● PROVIDED DATA:
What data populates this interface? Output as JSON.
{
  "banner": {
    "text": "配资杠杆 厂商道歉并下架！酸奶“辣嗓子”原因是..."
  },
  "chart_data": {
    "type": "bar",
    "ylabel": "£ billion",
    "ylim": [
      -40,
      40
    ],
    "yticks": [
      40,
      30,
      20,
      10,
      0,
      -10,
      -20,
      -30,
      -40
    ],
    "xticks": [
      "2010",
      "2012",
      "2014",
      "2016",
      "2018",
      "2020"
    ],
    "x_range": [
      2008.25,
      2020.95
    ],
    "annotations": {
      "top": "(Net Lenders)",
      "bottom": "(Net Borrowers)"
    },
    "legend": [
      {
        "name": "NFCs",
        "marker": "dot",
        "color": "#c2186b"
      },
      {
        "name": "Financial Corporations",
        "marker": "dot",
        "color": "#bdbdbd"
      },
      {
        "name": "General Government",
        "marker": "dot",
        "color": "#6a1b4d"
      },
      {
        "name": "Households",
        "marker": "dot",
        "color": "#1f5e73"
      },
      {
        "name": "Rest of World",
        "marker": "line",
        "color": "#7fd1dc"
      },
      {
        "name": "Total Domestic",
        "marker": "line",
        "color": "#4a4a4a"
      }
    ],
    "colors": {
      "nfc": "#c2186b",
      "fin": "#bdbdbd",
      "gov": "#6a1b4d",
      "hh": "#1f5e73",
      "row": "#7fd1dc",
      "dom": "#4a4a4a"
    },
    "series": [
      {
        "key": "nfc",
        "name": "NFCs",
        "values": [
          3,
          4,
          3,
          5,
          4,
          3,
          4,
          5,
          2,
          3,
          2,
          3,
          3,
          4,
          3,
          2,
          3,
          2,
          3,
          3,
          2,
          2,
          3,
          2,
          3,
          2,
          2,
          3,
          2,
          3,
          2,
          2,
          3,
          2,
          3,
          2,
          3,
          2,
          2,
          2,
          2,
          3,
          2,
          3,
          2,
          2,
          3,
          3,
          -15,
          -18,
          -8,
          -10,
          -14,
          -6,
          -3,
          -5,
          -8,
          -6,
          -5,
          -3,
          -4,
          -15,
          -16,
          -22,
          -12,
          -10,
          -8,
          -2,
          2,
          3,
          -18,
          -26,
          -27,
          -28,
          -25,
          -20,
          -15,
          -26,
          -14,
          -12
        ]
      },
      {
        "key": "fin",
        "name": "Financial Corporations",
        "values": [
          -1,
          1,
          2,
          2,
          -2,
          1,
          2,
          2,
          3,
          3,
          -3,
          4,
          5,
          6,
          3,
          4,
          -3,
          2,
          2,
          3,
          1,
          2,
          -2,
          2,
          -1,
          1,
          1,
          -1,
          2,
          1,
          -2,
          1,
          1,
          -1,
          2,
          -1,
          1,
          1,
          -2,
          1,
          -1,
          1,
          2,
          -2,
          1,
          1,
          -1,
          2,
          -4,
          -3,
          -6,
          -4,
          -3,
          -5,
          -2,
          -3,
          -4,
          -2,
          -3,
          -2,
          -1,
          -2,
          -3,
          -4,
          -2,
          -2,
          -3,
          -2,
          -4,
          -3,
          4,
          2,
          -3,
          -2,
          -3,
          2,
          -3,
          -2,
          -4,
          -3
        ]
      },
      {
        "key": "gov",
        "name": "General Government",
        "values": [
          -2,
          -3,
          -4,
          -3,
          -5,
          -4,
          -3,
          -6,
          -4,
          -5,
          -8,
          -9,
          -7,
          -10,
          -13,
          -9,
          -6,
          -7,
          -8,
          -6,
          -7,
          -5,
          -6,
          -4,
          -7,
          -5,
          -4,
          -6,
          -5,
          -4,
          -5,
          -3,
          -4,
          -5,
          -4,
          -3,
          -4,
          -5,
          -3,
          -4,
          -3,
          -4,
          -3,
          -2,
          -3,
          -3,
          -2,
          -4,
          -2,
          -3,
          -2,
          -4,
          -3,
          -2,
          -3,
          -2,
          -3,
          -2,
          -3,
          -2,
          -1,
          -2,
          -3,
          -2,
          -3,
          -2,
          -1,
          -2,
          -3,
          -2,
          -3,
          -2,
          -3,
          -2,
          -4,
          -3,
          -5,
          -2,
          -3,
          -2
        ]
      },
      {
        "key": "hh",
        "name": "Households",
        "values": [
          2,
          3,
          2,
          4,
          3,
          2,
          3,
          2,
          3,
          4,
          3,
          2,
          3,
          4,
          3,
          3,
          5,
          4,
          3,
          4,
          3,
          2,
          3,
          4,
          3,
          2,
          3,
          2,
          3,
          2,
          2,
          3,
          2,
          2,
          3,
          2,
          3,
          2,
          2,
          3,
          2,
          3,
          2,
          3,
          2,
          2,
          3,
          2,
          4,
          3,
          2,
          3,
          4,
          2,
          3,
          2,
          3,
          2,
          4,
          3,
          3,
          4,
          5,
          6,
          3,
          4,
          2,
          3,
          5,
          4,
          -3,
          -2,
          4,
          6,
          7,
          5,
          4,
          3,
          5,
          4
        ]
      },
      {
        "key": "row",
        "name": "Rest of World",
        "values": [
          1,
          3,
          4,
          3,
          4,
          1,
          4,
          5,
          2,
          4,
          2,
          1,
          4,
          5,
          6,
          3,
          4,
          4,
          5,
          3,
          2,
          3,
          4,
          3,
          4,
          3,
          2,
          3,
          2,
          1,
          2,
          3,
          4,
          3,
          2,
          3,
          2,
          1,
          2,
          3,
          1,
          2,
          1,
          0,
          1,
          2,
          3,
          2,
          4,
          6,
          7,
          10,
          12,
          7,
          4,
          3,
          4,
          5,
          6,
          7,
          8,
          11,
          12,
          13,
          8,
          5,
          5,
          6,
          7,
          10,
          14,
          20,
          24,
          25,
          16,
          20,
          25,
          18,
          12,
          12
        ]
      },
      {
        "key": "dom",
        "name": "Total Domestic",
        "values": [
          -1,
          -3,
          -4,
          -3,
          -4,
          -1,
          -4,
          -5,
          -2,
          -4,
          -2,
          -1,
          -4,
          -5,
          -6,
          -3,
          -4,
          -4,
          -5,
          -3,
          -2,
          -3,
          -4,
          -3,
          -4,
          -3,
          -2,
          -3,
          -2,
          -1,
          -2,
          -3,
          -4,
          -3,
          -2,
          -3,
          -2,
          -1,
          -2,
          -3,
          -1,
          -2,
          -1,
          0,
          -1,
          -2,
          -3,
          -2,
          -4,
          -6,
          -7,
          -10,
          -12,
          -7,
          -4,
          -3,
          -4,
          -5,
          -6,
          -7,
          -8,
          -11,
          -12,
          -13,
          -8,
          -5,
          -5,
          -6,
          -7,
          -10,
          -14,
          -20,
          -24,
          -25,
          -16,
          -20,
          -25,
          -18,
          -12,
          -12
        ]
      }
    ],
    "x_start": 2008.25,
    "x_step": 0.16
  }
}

● THE REQUEST:
Each of the records should be retyped exactly.

● RESULT FOR THIS TASK:
What data populates this interface? Output as JSON.
{
  "banner": {
    "text": "配资杠杆 厂商道歉并下架！酸奶“辣嗓子”原因是..."
  },
  "chart_data": {
    "type": "bar",
    "ylabel": "£ billion",
    "ylim": [
      -40,
      40
    ],
    "yticks": [
      40,
      30,
      20,
      10,
      0,
      -10,
      -20,
      -30,
      -40
    ],
    "xticks": [
      "2010",
      "2012",
      "2014",
      "2016",
      "2018",
      "2020"
    ],
    "x_range": [
      2008.25,
      2020.95
    ],
    "annotations": {
      "top": "(Net Lenders)",
      "bottom": "(Net Borrowers)"
    },
    "legend": [
      {
        "name": "NFCs",
        "marker": "dot",
        "color": "#c2186b"
      },
      {
        "name": "Financial Corporations",
        "marker": "dot",
        "color": "#bdbdbd"
      },
      {
        "name": "General Government",
        "marker": "dot",
        "color": "#6a1b4d"
      },
      {
        "name": "Households",
        "marker": "dot",
        "color": "#1f5e73"
      },
      {
        "name": "Rest of World",
        "marker": "line",
        "color": "#7fd1dc"
      },
      {
        "name": "Total Domestic",
        "marker": "line",
        "color": "#4a4a4a"
      }
    ],
    "colors": {
      "nfc": "#c2186b",
      "fin": "#bdbdbd",
      "gov": "#6a1b4d",
      "hh": "#1f5e73",
      "row": "#7fd1dc",
      "dom": "#4a4a4a"
    },
    "series": [
      {
        "key": "nfc",
        "name": "NFCs",
        "values": [
          3,
          4,
          3,
          5,
          4,
          3,
          4,
          5,
          2,
          3,
          2,
          3,
          3,
          4,
          3,
          2,
          3,
          2,
          3,
          3,
          2,
          2,
          3,
          2,
          3,
          2,
          2,
          3,
          2,
          3,
          2,
          2,
          3,
          2,
          3,
          2,
          3,
          2,
          2,
          2,
          2,
          3,
          2,
          3,
          2,
          2,
          3,
          3,
          -15,
          -18,
          -8,
          -10,
          -14,
          -6,
          -3,
          -5,
          -8,
          -6,
          -5,
          -3,
          -4,
          -15,
          -16,
          -22,
          -12,
          -10,
          -8,
          -2,
          2,
          3,
          -18,
          -26,
          -27,
          -28,
          -25,
          -20,
          -15,
          -26,
          -14,
          -12
        ]
      },
      {
        "key": "fin",
        "name": "Financial Corporations",
        "values": [
          -1,
          1,
          2,
          2,
          -2,
          1,
          2,
          2,
          3,
          3,
          -3,
          4,
          5,
          6,
          3,
          4,
          -3,
          2,
          2,
          3,
          1,
          2,
          -2,
          2,
          -1,
          1,
          1,
          -1,
          2,
          1,
          -2,
          1,
          1,
          -1,
          2,
          -1,
          1,
          1,
          -2,
          1,
          -1,
          1,
          2,
          -2,
          1,
          1,
          -1,
          2,
          -4,
          -3,
          -6,
          -4,
          -3,
          -5,
          -2,
          -3,
          -4,
          -2,
          -3,
          -2,
          -1,
          -2,
          -3,
          -4,
          -2,
          -2,
          -3,
          -2,
          -4,
          -3,
          4,
          2,
          -3,
          -2,
          -3,
          2,
          -3,
          -2,
          -4,
          -3
        ]
      },
      {
        "key": "gov",
        "name": "General Government",
        "values": [
          -2,
          -3,
          -4,
          -3,
          -5,
          -4,
          -3,
          -6,
          -4,
          -5,
          -8,
          -9,
          -7,
          -10,
          -13,
          -9,
          -6,
          -7,
          -8,
          -6,
          -7,
          -5,
          -6,
          -4,
          -7,
          -5,
          -4,
          -6,
          -5,
          -4,
          -5,
          -3,
          -4,
          -5,
          -4,
          -3,
          -4,
          -5,
          -3,
          -4,
          -3,
          -4,
          -3,
          -2,
          -3,
          -3,
          -2,
          -4,
          -2,
          -3,
          -2,
          -4,
          -3,
          -2,
          -3,
          -2,
          -3,
          -2,
          -3,
          -2,
          -1,
          -2,
          -3,
          -2,
          -3,
          -2,
          -1,
          -2,
          -3,
          -2,
          -3,
          -2,
          -3,
          -2,
          -4,
          -3,
          -5,
          -2,
          -3,
          -2
        ]
      },
      {
        "key": "hh",
        "name": "Households",
        "values": [
          2,
          3,
          2,
          4,
          3,
          2,
          3,
          2,
          3,
          4,
          3,
          2,
          3,
          4,
          3,
          3,
          5,
          4,
          3,
          4,
          3,
          2,
          3,
          4,
          3,
          2,
          3,
          2,
          3,
          2,
          2,
          3,
          2,
          2,
          3,
          2,
          3,
          2,
          2,
          3,
          2,
          3,
          2,
          3,
          2,
          2,
          3,
          2,
          4,
          3,
          2,
          3,
          4,
          2,
          3,
          2,
          3,
          2,
          4,
          3,
          3,
          4,
          5,
          6,
          3,
          4,
          2,
          3,
          5,
          4,
          -3,
          -2,
          4,
          6,
          7,
          5,
          4,
          3,
          5,
          4
        ]
      },
      {
        "key": "row",
        "name": "Rest of World",
        "values": [
          1,
          3,
          4,
          3,
          4,
          1,
          4,
          5,
          2,
          4,
          2,
          1,
          4,
          5,
          6,
          3,
          4,
          4,
          5,
          3,
          2,
          3,
          4,
          3,
          4,
          3,
          2,
          3,
          2,
          1,
          2,
          3,
          4,
          3,
          2,
          3,
          2,
          1,
          2,
          3,
          1,
          2,
          1,
          0,
          1,
          2,
          3,
          2,
          4,
          6,
          7,
          10,
          12,
          7,
          4,
          3,
          4,
          5,
          6,
          7,
          8,
          11,
          12,
          13,
          8,
          5,
          5,
          6,
          7,
          10,
          14,
          20,
          24,
          25,
          16,
          20,
          25,
          18,
          12,
          12
        ]
      },
      {
        "key": "dom",
        "name": "Total Domestic",
        "values": [
          -1,
          -3,
          -4,
          -3,
          -4,
          -1,
          -4,
          -5,
          -2,
          -4,
          -2,
          -1,
          -4,
          -5,
          -6,
          -3,
          -4,
          -4,
          -5,
          -3,
          -2,
          -3,
          -4,
          -3,
          -4,
          -3,
          -2,
          -3,
          -2,
          -1,
          -2,
          -3,
          -4,
          -3,
          -2,
          -3,
          -2,
          -1,
          -2,
          -3,
          -1,
          -2,
          -1,
          0,
          -1,
          -2,
          -3,
          -2,
          -4,
          -6,
          -7,
          -10,
          -12,
          -7,
          -4,
          -3,
          -4,
          -5,
          -6,
          -7,
          -8,
          -11,
          -12,
          -13,
          -8,
          -5,
          -5,
          -6,
          -7,
          -10,
          -14,
          -20,
          -24,
          -25,
          -16,
          -20,
          -25,
          -18,
          -12,
          -12
        ]
      }
    ],
    "x_start": 2008.25,
    "x_step": 0.16
  }
}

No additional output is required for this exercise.